[Dataset listings of figures]
────────────────

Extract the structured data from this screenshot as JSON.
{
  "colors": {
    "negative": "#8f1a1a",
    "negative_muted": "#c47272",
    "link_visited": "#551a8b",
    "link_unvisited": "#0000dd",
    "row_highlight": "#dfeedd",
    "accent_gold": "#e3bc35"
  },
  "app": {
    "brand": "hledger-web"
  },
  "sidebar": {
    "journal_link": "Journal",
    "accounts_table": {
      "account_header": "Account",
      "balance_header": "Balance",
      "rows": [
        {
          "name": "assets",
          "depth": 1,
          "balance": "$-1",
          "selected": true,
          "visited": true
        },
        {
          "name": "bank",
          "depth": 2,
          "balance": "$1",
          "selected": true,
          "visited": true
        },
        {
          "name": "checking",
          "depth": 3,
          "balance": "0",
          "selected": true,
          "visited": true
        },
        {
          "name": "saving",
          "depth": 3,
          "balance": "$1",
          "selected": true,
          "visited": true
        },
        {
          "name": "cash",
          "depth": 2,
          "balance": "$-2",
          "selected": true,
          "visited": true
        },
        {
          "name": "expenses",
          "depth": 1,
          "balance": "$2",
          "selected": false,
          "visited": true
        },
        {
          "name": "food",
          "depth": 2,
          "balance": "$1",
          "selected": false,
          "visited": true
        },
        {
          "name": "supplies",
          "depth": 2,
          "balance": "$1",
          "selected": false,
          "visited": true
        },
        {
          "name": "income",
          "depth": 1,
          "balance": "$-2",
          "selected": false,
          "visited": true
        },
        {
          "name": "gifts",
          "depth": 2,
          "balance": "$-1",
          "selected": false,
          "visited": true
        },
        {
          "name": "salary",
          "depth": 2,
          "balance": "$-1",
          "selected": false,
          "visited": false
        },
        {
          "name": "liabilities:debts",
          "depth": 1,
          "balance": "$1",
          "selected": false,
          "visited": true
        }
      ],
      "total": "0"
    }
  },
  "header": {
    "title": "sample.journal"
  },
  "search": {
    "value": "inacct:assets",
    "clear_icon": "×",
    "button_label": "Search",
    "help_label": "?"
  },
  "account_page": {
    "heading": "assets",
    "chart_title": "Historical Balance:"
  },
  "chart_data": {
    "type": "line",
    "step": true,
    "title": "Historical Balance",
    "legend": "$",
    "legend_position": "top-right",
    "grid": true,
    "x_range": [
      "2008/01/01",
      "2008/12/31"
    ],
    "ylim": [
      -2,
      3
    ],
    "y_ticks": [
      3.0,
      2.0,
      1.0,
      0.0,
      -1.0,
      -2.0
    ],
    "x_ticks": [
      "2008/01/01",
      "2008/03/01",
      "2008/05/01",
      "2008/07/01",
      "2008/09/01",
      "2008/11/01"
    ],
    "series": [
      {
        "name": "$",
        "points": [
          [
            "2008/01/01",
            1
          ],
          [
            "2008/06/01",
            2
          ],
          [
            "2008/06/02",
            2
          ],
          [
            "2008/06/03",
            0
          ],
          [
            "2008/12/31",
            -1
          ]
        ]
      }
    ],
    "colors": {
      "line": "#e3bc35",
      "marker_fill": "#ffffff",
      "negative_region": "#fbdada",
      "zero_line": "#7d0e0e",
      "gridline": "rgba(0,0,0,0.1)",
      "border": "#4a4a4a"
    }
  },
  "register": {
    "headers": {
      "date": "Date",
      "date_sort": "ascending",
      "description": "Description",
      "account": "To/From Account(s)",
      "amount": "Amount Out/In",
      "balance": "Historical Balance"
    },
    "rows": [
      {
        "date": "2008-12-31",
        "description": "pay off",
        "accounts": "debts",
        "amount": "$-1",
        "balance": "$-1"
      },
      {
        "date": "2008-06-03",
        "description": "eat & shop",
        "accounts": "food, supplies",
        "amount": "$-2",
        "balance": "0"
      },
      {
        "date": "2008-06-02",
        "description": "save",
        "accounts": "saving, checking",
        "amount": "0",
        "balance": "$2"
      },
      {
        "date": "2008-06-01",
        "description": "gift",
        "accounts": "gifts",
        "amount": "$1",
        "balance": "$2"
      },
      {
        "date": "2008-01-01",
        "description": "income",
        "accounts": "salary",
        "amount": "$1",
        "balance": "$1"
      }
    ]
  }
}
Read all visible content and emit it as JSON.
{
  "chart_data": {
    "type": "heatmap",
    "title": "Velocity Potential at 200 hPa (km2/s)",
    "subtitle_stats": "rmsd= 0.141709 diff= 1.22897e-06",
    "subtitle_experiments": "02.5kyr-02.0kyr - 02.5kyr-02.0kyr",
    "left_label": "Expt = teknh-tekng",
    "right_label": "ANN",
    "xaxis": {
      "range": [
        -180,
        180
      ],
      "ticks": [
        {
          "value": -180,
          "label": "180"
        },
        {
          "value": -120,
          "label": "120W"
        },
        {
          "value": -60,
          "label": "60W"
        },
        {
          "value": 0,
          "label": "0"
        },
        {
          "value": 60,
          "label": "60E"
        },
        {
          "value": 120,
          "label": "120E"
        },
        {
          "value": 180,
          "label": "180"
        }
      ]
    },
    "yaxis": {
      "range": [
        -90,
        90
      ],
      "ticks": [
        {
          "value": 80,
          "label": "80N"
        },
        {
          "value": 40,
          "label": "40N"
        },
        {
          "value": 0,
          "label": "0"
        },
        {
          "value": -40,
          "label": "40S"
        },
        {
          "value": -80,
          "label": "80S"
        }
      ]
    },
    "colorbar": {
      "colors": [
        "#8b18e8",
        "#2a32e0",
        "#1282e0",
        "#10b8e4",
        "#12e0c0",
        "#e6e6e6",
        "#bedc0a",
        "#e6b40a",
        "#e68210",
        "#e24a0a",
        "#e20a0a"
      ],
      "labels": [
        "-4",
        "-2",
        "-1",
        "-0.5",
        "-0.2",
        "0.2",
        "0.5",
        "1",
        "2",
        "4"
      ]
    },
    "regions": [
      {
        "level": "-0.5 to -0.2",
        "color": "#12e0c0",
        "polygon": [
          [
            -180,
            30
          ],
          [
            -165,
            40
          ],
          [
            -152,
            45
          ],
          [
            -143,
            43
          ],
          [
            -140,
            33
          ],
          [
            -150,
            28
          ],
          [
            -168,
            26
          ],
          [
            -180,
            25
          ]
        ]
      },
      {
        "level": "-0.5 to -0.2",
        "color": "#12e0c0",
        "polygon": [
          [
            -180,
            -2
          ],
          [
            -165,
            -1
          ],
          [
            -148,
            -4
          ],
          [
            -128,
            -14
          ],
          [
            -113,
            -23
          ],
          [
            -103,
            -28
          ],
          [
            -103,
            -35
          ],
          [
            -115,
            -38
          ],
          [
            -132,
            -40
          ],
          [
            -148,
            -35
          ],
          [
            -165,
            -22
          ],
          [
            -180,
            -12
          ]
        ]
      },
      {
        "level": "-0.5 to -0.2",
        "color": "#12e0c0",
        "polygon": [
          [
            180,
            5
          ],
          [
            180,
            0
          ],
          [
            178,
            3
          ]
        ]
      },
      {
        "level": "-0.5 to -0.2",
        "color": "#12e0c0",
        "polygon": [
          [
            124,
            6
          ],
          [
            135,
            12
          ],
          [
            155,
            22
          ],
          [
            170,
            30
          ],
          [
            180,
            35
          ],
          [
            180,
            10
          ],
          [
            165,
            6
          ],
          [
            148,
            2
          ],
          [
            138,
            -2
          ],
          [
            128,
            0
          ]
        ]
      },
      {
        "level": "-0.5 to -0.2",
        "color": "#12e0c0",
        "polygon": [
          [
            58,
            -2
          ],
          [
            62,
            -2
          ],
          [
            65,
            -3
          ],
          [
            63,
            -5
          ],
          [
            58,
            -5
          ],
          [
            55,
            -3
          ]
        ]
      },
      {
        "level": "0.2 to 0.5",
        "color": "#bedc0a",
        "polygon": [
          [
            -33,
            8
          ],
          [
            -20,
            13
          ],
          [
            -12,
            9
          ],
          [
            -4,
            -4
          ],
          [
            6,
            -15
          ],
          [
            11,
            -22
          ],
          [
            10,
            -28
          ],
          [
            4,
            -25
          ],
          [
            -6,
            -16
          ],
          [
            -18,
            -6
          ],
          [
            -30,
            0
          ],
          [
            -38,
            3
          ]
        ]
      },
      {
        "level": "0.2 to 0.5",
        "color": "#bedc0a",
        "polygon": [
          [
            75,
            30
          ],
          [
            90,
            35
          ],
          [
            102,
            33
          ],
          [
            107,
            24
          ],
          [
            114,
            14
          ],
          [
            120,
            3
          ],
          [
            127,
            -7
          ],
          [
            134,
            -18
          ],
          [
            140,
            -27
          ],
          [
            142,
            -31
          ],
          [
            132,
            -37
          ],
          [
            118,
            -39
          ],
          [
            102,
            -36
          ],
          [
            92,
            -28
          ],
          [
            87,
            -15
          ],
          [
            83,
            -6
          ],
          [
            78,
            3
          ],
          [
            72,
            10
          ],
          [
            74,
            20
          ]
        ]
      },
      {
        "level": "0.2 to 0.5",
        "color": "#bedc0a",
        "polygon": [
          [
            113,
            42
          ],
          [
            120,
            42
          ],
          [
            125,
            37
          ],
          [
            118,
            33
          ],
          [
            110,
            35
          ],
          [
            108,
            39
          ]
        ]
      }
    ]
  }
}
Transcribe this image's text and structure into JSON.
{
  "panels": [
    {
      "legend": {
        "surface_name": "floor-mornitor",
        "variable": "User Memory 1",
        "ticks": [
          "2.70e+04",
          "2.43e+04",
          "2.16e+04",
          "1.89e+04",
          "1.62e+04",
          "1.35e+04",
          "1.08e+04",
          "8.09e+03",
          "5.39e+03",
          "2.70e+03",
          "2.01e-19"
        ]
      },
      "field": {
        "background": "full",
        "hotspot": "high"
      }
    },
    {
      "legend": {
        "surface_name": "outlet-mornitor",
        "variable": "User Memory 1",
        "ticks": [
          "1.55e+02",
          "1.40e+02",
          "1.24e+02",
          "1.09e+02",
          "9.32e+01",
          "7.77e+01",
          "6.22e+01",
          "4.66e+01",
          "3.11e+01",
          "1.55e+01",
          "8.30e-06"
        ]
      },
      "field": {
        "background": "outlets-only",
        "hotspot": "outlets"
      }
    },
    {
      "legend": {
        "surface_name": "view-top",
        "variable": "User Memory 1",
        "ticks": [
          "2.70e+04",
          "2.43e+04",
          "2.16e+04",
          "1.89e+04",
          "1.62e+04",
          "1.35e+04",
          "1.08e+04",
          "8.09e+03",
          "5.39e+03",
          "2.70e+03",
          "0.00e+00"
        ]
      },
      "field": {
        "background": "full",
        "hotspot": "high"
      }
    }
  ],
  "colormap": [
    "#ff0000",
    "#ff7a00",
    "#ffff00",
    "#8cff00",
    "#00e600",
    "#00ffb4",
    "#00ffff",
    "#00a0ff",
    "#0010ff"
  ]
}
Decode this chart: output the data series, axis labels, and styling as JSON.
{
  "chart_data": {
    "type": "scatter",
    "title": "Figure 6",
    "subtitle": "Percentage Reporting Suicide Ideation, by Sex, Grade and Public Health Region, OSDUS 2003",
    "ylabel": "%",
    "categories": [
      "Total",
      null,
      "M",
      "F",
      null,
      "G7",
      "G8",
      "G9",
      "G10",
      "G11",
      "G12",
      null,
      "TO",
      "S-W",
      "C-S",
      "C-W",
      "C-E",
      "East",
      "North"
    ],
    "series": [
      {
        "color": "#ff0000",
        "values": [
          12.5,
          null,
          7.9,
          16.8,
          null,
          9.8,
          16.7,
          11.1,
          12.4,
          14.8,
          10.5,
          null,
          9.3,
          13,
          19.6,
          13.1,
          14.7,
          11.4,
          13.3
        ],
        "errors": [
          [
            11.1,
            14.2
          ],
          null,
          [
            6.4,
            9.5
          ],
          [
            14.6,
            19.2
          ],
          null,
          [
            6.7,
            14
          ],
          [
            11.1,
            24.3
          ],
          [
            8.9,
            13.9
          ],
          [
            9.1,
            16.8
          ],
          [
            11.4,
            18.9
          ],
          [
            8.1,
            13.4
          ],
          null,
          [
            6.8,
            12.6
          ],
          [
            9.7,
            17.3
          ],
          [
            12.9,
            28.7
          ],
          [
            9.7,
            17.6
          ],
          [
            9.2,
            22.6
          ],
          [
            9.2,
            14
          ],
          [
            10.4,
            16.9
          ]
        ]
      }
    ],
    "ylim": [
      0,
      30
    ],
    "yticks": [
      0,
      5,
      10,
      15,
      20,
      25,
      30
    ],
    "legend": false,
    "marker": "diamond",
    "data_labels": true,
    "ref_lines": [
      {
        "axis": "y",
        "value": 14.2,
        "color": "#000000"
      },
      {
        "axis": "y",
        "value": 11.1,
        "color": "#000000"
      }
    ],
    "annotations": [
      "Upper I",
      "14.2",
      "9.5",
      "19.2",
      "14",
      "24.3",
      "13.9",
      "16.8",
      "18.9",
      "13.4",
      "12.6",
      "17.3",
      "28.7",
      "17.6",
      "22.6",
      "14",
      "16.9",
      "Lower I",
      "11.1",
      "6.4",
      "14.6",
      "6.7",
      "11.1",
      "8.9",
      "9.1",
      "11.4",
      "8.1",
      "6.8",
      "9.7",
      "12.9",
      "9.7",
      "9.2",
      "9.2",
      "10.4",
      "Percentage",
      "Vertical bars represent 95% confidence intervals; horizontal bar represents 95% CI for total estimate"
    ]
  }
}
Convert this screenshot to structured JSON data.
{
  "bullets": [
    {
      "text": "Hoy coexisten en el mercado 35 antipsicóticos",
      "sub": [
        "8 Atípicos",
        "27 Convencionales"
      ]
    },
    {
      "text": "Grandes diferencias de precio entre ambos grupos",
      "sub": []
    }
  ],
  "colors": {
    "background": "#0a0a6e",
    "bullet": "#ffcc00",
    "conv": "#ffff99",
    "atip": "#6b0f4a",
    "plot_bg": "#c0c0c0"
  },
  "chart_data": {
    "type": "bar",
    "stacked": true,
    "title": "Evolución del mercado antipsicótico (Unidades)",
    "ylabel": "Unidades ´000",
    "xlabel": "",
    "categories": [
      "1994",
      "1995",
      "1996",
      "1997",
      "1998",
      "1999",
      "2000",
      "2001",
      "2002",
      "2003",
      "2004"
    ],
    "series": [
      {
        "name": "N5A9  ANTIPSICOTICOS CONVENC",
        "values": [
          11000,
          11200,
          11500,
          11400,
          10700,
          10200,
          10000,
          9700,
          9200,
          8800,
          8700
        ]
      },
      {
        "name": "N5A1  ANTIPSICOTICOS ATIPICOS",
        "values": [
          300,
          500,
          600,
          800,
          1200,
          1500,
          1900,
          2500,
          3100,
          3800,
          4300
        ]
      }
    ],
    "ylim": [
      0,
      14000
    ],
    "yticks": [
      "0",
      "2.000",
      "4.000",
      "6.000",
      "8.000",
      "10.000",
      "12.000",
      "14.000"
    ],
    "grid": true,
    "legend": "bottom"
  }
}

────────────────

#### [Goal]
Gather each line in the data that holds the string "supplies".

#### [Solution to the exercise]
          "name": "supplies",
        "accounts": "food, supplies",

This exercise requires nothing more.